• [Data shown]:
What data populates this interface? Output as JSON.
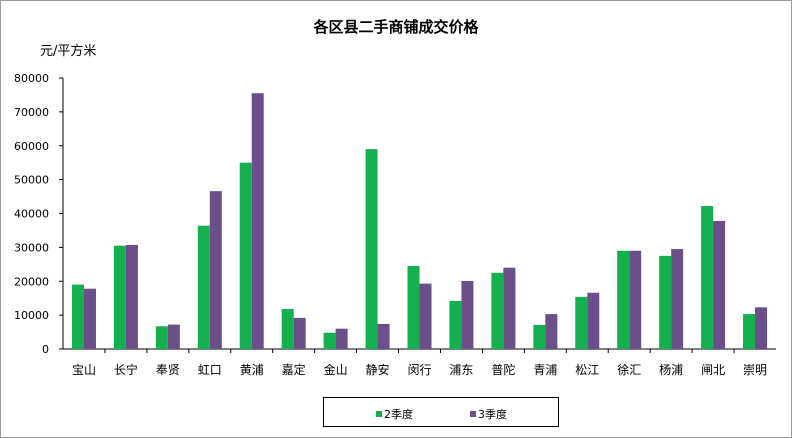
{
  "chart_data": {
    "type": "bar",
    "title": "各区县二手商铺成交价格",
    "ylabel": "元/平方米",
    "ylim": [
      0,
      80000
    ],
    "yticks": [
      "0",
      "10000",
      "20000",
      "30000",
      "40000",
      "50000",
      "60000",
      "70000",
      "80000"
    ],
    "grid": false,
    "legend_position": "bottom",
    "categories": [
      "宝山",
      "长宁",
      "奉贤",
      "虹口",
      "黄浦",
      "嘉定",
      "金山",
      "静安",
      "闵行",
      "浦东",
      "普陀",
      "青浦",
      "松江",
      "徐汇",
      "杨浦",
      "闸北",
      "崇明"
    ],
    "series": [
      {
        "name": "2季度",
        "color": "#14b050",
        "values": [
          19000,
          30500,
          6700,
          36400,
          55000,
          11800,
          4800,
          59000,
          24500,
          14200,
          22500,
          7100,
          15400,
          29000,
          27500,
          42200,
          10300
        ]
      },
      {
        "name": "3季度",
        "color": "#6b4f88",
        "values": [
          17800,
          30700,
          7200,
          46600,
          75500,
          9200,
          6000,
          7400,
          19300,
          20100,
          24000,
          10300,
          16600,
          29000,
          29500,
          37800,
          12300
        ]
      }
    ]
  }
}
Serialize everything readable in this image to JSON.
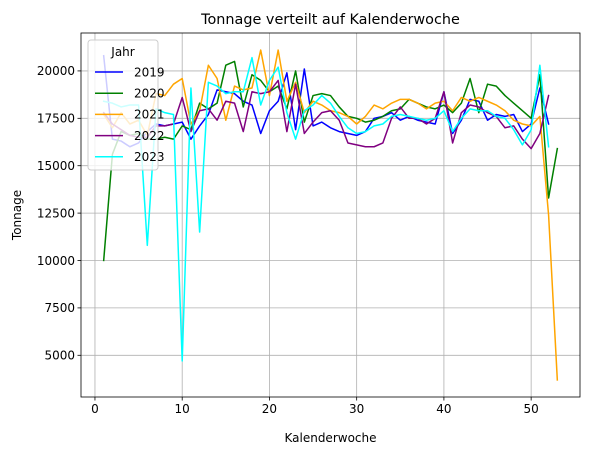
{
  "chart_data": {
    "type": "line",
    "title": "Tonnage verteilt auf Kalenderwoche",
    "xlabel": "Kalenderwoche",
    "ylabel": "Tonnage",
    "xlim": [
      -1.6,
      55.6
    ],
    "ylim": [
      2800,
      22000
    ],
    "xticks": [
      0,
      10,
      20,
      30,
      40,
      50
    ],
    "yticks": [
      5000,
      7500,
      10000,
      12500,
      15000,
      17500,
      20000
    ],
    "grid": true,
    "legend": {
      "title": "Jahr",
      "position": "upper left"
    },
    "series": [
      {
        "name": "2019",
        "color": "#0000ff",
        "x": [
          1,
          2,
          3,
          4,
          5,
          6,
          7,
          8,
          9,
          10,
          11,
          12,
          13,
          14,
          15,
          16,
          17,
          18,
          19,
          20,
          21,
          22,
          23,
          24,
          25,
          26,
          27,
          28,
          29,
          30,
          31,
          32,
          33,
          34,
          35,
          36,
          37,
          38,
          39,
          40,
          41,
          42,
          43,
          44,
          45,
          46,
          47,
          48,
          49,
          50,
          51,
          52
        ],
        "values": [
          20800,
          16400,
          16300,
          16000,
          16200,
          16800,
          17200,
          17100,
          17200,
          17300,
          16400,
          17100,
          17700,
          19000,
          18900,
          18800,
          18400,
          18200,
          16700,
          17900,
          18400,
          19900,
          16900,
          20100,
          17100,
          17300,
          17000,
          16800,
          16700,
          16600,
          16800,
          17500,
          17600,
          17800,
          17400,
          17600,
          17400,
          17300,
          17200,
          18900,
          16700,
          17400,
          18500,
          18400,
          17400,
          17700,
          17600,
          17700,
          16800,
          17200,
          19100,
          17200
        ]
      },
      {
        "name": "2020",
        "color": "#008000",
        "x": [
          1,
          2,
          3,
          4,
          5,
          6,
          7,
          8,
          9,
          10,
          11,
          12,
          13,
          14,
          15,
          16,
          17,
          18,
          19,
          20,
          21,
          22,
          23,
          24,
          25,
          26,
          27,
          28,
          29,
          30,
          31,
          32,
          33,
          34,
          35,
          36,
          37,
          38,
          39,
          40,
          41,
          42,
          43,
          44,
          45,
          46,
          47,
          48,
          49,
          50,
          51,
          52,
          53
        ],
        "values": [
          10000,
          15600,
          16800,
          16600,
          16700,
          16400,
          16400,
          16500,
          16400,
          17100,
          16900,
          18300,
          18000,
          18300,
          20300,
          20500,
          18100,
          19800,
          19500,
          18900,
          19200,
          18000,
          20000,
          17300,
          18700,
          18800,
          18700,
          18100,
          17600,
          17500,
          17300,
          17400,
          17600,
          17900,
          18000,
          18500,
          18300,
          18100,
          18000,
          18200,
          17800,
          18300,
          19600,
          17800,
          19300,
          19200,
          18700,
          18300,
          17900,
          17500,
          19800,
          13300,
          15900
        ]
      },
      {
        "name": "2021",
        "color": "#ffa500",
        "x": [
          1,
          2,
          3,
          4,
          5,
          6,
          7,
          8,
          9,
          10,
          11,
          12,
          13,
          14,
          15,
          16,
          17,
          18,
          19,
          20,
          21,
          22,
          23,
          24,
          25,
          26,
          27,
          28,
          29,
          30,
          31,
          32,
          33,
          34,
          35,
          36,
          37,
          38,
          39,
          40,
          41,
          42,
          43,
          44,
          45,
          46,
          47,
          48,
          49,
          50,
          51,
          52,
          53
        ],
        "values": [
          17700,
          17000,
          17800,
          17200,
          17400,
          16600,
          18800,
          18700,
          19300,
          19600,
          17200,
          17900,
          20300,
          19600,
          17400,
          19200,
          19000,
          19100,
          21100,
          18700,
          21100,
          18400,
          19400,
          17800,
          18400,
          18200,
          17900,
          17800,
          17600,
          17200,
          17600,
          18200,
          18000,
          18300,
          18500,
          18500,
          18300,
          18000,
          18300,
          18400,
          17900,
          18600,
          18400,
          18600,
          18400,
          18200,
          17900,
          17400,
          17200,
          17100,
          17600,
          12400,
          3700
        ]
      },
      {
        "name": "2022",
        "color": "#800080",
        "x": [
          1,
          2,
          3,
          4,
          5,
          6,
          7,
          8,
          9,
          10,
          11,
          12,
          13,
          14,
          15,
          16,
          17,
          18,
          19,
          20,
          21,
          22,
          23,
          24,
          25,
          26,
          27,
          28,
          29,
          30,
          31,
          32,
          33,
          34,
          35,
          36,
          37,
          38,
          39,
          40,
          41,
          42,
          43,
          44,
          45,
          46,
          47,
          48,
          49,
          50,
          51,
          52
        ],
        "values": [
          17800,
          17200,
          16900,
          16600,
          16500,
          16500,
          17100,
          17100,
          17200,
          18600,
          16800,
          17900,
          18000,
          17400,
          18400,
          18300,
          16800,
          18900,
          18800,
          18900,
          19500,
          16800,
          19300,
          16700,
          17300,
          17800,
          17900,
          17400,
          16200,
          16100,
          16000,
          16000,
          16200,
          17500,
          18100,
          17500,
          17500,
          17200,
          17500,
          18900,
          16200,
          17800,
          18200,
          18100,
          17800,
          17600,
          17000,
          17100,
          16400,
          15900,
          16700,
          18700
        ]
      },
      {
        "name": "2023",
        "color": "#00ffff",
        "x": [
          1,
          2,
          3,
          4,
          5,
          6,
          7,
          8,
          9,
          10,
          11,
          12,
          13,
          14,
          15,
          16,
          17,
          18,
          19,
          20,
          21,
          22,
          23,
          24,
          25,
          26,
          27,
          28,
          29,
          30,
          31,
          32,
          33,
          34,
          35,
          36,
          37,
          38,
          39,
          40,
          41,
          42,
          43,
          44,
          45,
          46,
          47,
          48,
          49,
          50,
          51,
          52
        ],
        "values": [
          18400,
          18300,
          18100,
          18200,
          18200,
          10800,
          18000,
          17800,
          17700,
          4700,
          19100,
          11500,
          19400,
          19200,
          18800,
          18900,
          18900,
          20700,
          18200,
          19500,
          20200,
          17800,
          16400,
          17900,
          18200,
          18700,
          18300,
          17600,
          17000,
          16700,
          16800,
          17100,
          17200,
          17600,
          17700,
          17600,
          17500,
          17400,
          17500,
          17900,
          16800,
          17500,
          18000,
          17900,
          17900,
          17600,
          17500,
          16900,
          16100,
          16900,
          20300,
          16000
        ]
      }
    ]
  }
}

• [Task directions]:
Except for the pictures, copy every line of the records above exactly.

• [Result of the task]:
What data populates this interface? Output as JSON.
{
  "chart_data": {
    "type": "bar",
    "title": "各区县二手商铺成交价格",
    "ylabel": "元/平方米",
    "ylim": [
      0,
      80000
    ],
    "yticks": [
      "0",
      "10000",
      "20000",
      "30000",
      "40000",
      "50000",
      "60000",
      "70000",
      "80000"
    ],
    "grid": false,
    "legend_position": "bottom",
    "categories": [
      "宝山",
      "长宁",
      "奉贤",
      "虹口",
      "黄浦",
      "嘉定",
      "金山",
      "静安",
      "闵行",
      "浦东",
      "普陀",
      "青浦",
      "松江",
      "徐汇",
      "杨浦",
      "闸北",
      "崇明"
    ],
    "series": [
      {
        "name": "2季度",
        "color": "#14b050",
        "values": [
          19000,
          30500,
          6700,
          36400,
          55000,
          11800,
          4800,
          59000,
          24500,
          14200,
          22500,
          7100,
          15400,
          29000,
          27500,
          42200,
          10300
        ]
      },
      {
        "name": "3季度",
        "color": "#6b4f88",
        "values": [
          17800,
          30700,
          7200,
          46600,
          75500,
          9200,
          6000,
          7400,
          19300,
          20100,
          24000,
          10300,
          16600,
          29000,
          29500,
          37800,
          12300
        ]
      }
    ]
  }
}
Serialize everything readable in this image to JSON.
{
  "chart_data": {
    "type": "line",
    "title": "Tonnage verteilt auf Kalenderwoche",
    "xlabel": "Kalenderwoche",
    "ylabel": "Tonnage",
    "xlim": [
      -1.6,
      55.6
    ],
    "ylim": [
      2800,
      22000
    ],
    "xticks": [
      0,
      10,
      20,
      30,
      40,
      50
    ],
    "yticks": [
      5000,
      7500,
      10000,
      12500,
      15000,
      17500,
      20000
    ],
    "grid": true,
    "legend": {
      "title": "Jahr",
      "position": "upper left"
    },
    "series": [
      {
        "name": "2019",
        "color": "#0000ff",
        "x": [
          1,
          2,
          3,
          4,
          5,
          6,
          7,
          8,
          9,
          10,
          11,
          12,
          13,
          14,
          15,
          16,
          17,
          18,
          19,
          20,
          21,
          22,
          23,
          24,
          25,
          26,
          27,
          28,
          29,
          30,
          31,
          32,
          33,
          34,
          35,
          36,
          37,
          38,
          39,
          40,
          41,
          42,
          43,
          44,
          45,
          46,
          47,
          48,
          49,
          50,
          51,
          52
        ],
        "values": [
          20800,
          16400,
          16300,
          16000,
          16200,
          16800,
          17200,
          17100,
          17200,
          17300,
          16400,
          17100,
          17700,
          19000,
          18900,
          18800,
          18400,
          18200,
          16700,
          17900,
          18400,
          19900,
          16900,
          20100,
          17100,
          17300,
          17000,
          16800,
          16700,
          16600,
          16800,
          17500,
          17600,
          17800,
          17400,
          17600,
          17400,
          17300,
          17200,
          18900,
          16700,
          17400,
          18500,
          18400,
          17400,
          17700,
          17600,
          17700,
          16800,
          17200,
          19100,
          17200
        ]
      },
      {
        "name": "2020",
        "color": "#008000",
        "x": [
          1,
          2,
          3,
          4,
          5,
          6,
          7,
          8,
          9,
          10,
          11,
          12,
          13,
          14,
          15,
          16,
          17,
          18,
          19,
          20,
          21,
          22,
          23,
          24,
          25,
          26,
          27,
          28,
          29,
          30,
          31,
          32,
          33,
          34,
          35,
          36,
          37,
          38,
          39,
          40,
          41,
          42,
          43,
          44,
          45,
          46,
          47,
          48,
          49,
          50,
          51,
          52,
          53
        ],
        "values": [
          10000,
          15600,
          16800,
          16600,
          16700,
          16400,
          16400,
          16500,
          16400,
          17100,
          16900,
          18300,
          18000,
          18300,
          20300,
          20500,
          18100,
          19800,
          19500,
          18900,
          19200,
          18000,
          20000,
          17300,
          18700,
          18800,
          18700,
          18100,
          17600,
          17500,
          17300,
          17400,
          17600,
          17900,
          18000,
          18500,
          18300,
          18100,
          18000,
          18200,
          17800,
          18300,
          19600,
          17800,
          19300,
          19200,
          18700,
          18300,
          17900,
          17500,
          19800,
          13300,
          15900
        ]
      },
      {
        "name": "2021",
        "color": "#ffa500",
        "x": [
          1,
          2,
          3,
          4,
          5,
          6,
          7,
          8,
          9,
          10,
          11,
          12,
          13,
          14,
          15,
          16,
          17,
          18,
          19,
          20,
          21,
          22,
          23,
          24,
          25,
          26,
          27,
          28,
          29,
          30,
          31,
          32,
          33,
          34,
          35,
          36,
          37,
          38,
          39,
          40,
          41,
          42,
          43,
          44,
          45,
          46,
          47,
          48,
          49,
          50,
          51,
          52,
          53
        ],
        "values": [
          17700,
          17000,
          17800,
          17200,
          17400,
          16600,
          18800,
          18700,
          19300,
          19600,
          17200,
          17900,
          20300,
          19600,
          17400,
          19200,
          19000,
          19100,
          21100,
          18700,
          21100,
          18400,
          19400,
          17800,
          18400,
          18200,
          17900,
          17800,
          17600,
          17200,
          17600,
          18200,
          18000,
          18300,
          18500,
          18500,
          18300,
          18000,
          18300,
          18400,
          17900,
          18600,
          18400,
          18600,
          18400,
          18200,
          17900,
          17400,
          17200,
          17100,
          17600,
          12400,
          3700
        ]
      },
      {
        "name": "2022",
        "color": "#800080",
        "x": [
          1,
          2,
          3,
          4,
          5,
          6,
          7,
          8,
          9,
          10,
          11,
          12,
          13,
          14,
          15,
          16,
          17,
          18,
          19,
          20,
          21,
          22,
          23,
          24,
          25,
          26,
          27,
          28,
          29,
          30,
          31,
          32,
          33,
          34,
          35,
          36,
          37,
          38,
          39,
          40,
          41,
          42,
          43,
          44,
          45,
          46,
          47,
          48,
          49,
          50,
          51,
          52
        ],
        "values": [
          17800,
          17200,
          16900,
          16600,
          16500,
          16500,
          17100,
          17100,
          17200,
          18600,
          16800,
          17900,
          18000,
          17400,
          18400,
          18300,
          16800,
          18900,
          18800,
          18900,
          19500,
          16800,
          19300,
          16700,
          17300,
          17800,
          17900,
          17400,
          16200,
          16100,
          16000,
          16000,
          16200,
          17500,
          18100,
          17500,
          17500,
          17200,
          17500,
          18900,
          16200,
          17800,
          18200,
          18100,
          17800,
          17600,
          17000,
          17100,
          16400,
          15900,
          16700,
          18700
        ]
      },
      {
        "name": "2023",
        "color": "#00ffff",
        "x": [
          1,
          2,
          3,
          4,
          5,
          6,
          7,
          8,
          9,
          10,
          11,
          12,
          13,
          14,
          15,
          16,
          17,
          18,
          19,
          20,
          21,
          22,
          23,
          24,
          25,
          26,
          27,
          28,
          29,
          30,
          31,
          32,
          33,
          34,
          35,
          36,
          37,
          38,
          39,
          40,
          41,
          42,
          43,
          44,
          45,
          46,
          47,
          48,
          49,
          50,
          51,
          52
        ],
        "values": [
          18400,
          18300,
          18100,
          18200,
          18200,
          10800,
          18000,
          17800,
          17700,
          4700,
          19100,
          11500,
          19400,
          19200,
          18800,
          18900,
          18900,
          20700,
          18200,
          19500,
          20200,
          17800,
          16400,
          17900,
          18200,
          18700,
          18300,
          17600,
          17000,
          16700,
          16800,
          17100,
          17200,
          17600,
          17700,
          17600,
          17500,
          17400,
          17500,
          17900,
          16800,
          17500,
          18000,
          17900,
          17900,
          17600,
          17500,
          16900,
          16100,
          16900,
          20300,
          16000
        ]
      }
    ]
  }
}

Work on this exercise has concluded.